• **What you will do**
Look through the listing and locate every line containing the word "JSON"; copy those lines.

• **Input material**
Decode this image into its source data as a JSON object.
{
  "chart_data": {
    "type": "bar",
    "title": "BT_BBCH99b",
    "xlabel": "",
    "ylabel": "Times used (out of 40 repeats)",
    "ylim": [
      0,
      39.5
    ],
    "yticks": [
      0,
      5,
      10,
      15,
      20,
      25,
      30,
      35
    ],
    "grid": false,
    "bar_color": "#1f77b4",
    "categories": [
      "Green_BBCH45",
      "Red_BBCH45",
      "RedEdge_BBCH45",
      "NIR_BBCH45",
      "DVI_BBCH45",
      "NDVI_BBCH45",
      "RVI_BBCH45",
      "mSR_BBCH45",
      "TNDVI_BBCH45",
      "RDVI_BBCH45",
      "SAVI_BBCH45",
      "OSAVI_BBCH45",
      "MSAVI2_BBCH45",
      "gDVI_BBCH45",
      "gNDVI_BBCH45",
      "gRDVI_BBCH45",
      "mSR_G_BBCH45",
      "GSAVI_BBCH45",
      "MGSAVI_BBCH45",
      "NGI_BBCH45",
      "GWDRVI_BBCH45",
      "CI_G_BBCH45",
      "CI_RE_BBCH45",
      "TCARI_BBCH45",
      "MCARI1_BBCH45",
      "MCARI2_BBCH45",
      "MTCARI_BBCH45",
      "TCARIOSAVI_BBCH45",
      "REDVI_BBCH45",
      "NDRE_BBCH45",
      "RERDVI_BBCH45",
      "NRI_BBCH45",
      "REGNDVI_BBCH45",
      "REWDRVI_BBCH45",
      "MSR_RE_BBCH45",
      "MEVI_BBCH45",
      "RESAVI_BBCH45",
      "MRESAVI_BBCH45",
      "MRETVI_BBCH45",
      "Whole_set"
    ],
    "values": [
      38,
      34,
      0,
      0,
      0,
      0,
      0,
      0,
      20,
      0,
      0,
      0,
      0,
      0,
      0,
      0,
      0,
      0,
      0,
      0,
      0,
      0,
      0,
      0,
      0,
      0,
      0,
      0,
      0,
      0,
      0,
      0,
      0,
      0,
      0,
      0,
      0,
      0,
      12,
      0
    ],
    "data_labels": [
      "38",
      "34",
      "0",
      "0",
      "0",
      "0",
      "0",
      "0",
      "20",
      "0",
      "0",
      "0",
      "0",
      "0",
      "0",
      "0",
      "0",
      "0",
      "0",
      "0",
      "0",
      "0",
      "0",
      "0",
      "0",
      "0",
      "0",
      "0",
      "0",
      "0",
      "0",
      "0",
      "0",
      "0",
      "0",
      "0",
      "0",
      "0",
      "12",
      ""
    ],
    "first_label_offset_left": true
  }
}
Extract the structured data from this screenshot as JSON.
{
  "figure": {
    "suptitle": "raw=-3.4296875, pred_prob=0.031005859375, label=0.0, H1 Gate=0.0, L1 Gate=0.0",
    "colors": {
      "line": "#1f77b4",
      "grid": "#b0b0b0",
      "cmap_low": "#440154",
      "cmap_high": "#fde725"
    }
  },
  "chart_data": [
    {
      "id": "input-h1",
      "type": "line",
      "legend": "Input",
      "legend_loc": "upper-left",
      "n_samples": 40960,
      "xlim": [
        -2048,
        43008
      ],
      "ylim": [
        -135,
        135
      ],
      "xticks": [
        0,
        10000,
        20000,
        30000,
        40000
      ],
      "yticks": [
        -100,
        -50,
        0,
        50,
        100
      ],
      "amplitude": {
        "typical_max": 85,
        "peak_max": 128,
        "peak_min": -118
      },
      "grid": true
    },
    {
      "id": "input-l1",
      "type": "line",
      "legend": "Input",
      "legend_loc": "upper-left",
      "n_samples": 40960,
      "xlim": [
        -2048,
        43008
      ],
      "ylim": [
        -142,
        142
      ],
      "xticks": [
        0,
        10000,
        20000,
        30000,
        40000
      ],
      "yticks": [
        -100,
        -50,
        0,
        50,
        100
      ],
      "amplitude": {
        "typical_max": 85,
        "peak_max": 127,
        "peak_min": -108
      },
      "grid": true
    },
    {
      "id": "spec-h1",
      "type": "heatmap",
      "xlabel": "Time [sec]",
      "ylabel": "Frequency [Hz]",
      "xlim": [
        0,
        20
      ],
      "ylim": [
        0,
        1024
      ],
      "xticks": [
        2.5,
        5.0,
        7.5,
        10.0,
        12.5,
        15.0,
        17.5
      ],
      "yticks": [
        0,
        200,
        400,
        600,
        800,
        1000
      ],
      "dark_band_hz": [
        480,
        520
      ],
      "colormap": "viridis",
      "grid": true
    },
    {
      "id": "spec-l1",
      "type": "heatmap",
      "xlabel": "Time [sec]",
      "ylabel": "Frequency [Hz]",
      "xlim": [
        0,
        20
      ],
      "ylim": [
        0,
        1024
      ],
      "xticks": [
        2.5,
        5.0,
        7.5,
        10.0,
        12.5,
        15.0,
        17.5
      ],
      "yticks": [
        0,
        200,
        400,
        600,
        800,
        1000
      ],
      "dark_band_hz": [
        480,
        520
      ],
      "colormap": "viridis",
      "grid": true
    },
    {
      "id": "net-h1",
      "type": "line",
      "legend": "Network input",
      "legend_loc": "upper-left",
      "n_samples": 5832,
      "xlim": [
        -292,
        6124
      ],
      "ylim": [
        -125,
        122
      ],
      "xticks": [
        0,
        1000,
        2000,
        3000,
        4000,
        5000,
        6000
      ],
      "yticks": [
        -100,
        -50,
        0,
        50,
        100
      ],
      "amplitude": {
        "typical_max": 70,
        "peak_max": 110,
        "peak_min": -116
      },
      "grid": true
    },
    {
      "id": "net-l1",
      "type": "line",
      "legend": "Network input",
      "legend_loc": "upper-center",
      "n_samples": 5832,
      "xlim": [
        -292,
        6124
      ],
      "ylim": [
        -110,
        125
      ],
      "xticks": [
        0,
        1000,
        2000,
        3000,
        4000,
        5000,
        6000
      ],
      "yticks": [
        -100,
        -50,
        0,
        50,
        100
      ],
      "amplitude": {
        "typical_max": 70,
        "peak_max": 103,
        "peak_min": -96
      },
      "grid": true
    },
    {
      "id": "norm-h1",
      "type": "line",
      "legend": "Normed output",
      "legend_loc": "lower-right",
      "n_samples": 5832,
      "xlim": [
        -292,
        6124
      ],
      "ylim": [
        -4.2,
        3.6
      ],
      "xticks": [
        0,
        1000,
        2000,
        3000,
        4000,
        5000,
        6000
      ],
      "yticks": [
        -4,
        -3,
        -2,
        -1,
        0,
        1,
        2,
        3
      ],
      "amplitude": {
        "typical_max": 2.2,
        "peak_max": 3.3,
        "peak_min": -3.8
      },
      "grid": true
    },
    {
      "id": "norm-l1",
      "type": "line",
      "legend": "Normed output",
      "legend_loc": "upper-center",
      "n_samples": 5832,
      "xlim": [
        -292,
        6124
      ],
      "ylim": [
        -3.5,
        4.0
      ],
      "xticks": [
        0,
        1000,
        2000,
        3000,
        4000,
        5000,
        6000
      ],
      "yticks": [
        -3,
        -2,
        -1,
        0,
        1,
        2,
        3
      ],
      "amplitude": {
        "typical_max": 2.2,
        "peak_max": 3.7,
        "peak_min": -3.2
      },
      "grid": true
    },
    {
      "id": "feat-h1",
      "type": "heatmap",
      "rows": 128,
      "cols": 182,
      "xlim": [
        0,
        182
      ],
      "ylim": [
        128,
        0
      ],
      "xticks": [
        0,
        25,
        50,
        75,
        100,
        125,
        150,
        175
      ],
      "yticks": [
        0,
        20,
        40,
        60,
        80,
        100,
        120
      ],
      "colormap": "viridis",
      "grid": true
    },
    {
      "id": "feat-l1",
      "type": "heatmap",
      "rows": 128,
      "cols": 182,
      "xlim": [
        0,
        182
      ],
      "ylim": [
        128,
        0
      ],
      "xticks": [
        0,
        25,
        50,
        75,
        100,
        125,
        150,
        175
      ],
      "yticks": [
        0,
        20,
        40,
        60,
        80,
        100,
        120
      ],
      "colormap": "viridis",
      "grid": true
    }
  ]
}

• **Answer to this exercise**
Decode this image into its source data as a JSON object.
Extract the structured data from this screenshot as JSON.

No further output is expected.